— start Data excerpts —

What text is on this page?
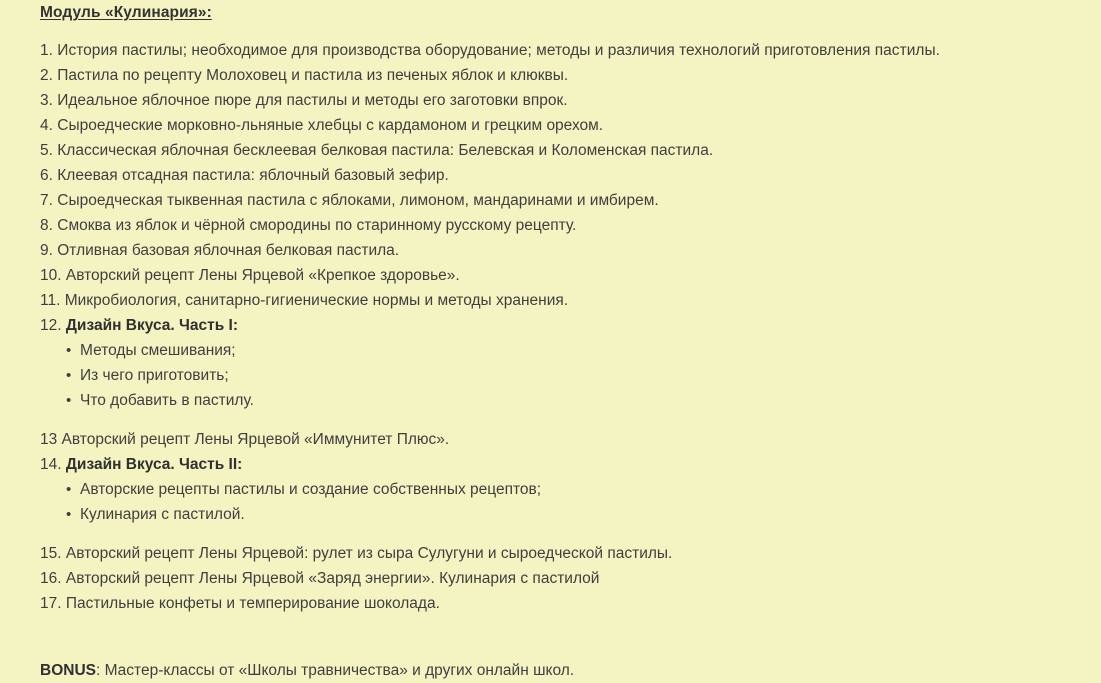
Модуль «Кулинария»:
1. История пастилы; необходимое для производства оборудование; методы и различия технологий приготовления пастилы.
2. Пастила по рецепту Молоховец и пастила из печеных яблок и клюквы.
3. Идеальное яблочное пюре для пастилы и методы его заготовки впрок.
4. Сыроедческие морковно-льняные хлебцы с кардамоном и грецким орехом.
5. Классическая яблочная бесклеевая белковая пастила: Белевская и Коломенская пастила.
6. Клеевая отсадная пастила: яблочный базовый зефир.
7. Сыроедческая тыквенная пастила с яблоками, лимоном, мандаринами и имбирем.
8. Смоква из яблок и чёрной смородины по старинному русскому рецепту.
9. Отливная базовая яблочная белковая пастила.
10. Авторский рецепт Лены Ярцевой «Крепкое здоровье».
11. Микробиология, санитарно-гигиенические нормы и методы хранения.
12. Дизайн Вкуса. Часть I:
• Методы смешивания;
• Из чего приготовить;
• Что добавить в пастилу.
13 Авторский рецепт Лены Ярцевой «Иммунитет Плюс».
14. Дизайн Вкуса. Часть II:
• Авторские рецепты пастилы и создание собственных рецептов;
• Кулинария с пастилой.
15. Авторский рецепт Лены Ярцевой: рулет из сыра Сулугуни и сыроедческой пастилы.
16. Авторский рецепт Лены Ярцевой «Заряд энергии». Кулинария с пастилой
17. Пастильные конфеты и темперирование шоколада.
BONUS: Мастер-классы от «Школы травничества» и других онлайн школ.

— end Data excerpts —

_Direction_: Your task is to reproduce all of the material exactly. The pictures stay out.

_Result below_:
What text is on this page?
Модуль «Кулинария»:
1. История пастилы; необходимое для производства оборудование; методы и различия технологий приготовления пастилы.
2. Пастила по рецепту Молоховец и пастила из печеных яблок и клюквы.
3. Идеальное яблочное пюре для пастилы и методы его заготовки впрок.
4. Сыроедческие морковно-льняные хлебцы с кардамоном и грецким орехом.
5. Классическая яблочная бесклеевая белковая пастила: Белевская и Коломенская пастила.
6. Клеевая отсадная пастила: яблочный базовый зефир.
7. Сыроедческая тыквенная пастила с яблоками, лимоном, мандаринами и имбирем.
8. Смоква из яблок и чёрной смородины по старинному русскому рецепту.
9. Отливная базовая яблочная белковая пастила.
10. Авторский рецепт Лены Ярцевой «Крепкое здоровье».
11. Микробиология, санитарно-гигиенические нормы и методы хранения.
12. Дизайн Вкуса. Часть I:
• Методы смешивания;
• Из чего приготовить;
• Что добавить в пастилу.
13 Авторский рецепт Лены Ярцевой «Иммунитет Плюс».
14. Дизайн Вкуса. Часть II:
• Авторские рецепты пастилы и создание собственных рецептов;
• Кулинария с пастилой.
15. Авторский рецепт Лены Ярцевой: рулет из сыра Сулугуни и сыроедческой пастилы.
16. Авторский рецепт Лены Ярцевой «Заряд энергии». Кулинария с пастилой
17. Пастильные конфеты и темперирование шоколада.
BONUS: Мастер-классы от «Школы травничества» и других онлайн школ.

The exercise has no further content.